## What you will do
Report back each line of the records that contains the string "from".

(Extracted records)
★ ★ ★
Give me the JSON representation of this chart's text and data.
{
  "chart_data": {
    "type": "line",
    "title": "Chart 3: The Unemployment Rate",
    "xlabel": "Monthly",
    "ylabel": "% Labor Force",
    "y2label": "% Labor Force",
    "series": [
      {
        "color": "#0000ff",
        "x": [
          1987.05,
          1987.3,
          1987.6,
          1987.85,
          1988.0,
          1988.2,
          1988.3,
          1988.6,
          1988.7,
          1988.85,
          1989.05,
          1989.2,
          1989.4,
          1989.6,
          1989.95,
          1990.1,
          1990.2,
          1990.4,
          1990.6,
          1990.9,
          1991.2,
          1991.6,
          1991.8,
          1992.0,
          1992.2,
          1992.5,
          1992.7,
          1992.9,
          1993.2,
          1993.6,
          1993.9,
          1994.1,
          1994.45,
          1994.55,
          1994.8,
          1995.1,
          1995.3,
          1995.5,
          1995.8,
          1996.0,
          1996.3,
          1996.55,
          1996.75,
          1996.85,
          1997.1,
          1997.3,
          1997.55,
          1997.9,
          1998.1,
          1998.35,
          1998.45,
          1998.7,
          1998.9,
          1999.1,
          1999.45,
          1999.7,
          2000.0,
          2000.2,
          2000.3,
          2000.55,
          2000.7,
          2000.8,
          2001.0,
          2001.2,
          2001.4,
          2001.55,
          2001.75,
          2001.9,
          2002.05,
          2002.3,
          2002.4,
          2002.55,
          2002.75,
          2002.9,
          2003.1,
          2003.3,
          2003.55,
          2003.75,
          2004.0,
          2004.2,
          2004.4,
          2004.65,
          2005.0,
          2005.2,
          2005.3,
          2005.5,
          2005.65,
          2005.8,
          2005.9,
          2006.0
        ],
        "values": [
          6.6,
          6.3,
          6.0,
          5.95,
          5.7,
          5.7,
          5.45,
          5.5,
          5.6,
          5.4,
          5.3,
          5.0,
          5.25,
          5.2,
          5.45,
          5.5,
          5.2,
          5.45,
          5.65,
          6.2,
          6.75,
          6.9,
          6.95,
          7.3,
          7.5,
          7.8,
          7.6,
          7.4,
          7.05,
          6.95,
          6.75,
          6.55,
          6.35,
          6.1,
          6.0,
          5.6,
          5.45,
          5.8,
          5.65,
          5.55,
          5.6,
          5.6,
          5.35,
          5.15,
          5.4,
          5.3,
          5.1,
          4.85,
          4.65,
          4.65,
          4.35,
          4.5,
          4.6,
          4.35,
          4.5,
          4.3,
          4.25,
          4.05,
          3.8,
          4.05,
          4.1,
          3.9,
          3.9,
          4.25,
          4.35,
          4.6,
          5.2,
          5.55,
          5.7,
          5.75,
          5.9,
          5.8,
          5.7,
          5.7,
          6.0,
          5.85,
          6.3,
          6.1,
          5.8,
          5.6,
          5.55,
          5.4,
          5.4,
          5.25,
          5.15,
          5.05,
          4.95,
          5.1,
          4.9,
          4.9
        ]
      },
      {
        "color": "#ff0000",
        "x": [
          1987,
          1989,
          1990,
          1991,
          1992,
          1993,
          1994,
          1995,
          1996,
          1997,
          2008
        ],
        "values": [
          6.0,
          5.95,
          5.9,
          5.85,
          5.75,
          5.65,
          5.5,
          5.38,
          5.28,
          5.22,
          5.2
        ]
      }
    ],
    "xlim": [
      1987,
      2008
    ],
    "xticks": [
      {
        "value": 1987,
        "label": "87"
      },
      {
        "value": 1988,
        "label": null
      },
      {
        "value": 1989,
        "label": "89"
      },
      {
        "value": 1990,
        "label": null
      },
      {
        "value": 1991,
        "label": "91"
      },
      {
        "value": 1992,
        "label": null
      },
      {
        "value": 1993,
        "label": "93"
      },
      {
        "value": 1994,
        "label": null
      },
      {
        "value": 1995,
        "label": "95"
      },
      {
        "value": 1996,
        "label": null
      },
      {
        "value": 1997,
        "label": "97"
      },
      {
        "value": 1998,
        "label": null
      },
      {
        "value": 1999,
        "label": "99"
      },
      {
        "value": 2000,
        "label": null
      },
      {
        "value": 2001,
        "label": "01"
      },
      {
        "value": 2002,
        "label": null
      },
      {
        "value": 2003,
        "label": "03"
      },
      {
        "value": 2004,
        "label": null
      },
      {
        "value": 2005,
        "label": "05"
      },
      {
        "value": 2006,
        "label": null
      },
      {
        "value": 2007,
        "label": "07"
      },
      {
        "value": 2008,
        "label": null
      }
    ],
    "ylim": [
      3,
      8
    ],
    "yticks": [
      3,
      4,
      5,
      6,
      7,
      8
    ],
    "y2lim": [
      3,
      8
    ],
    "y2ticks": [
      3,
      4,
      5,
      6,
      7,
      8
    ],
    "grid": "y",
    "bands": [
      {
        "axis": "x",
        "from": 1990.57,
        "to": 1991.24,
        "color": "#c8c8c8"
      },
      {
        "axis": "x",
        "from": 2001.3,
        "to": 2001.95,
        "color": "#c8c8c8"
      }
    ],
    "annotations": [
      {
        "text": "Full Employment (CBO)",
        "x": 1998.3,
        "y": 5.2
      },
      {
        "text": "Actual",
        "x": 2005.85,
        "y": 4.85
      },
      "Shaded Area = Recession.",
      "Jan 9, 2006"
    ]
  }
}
★ ★ ★
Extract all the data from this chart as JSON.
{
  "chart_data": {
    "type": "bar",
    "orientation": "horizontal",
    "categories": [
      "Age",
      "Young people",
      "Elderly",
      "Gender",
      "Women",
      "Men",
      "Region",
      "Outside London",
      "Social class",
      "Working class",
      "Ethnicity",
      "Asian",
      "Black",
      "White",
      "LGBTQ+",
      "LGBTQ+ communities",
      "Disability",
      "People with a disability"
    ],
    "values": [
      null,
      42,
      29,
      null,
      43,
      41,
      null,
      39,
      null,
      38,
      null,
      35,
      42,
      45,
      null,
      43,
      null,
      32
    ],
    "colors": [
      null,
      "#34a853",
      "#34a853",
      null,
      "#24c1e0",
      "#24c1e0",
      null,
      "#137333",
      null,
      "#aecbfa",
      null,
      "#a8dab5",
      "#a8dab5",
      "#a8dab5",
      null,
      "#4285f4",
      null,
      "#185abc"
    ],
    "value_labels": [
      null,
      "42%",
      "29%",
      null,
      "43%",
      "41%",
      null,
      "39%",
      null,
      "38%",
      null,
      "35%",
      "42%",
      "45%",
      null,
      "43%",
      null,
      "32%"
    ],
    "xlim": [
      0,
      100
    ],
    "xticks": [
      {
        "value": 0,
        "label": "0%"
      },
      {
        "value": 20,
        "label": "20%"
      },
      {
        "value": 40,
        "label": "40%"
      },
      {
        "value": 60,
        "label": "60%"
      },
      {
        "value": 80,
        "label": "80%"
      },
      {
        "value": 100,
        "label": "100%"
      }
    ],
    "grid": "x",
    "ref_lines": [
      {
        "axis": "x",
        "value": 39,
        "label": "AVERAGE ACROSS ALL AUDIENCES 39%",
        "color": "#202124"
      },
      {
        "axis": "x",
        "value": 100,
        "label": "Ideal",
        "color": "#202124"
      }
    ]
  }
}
★ ★ ★
## Solution for this exercise
        "from": 1990.57,
        "from": 2001.3,
Extract all the data from this chart as JSON.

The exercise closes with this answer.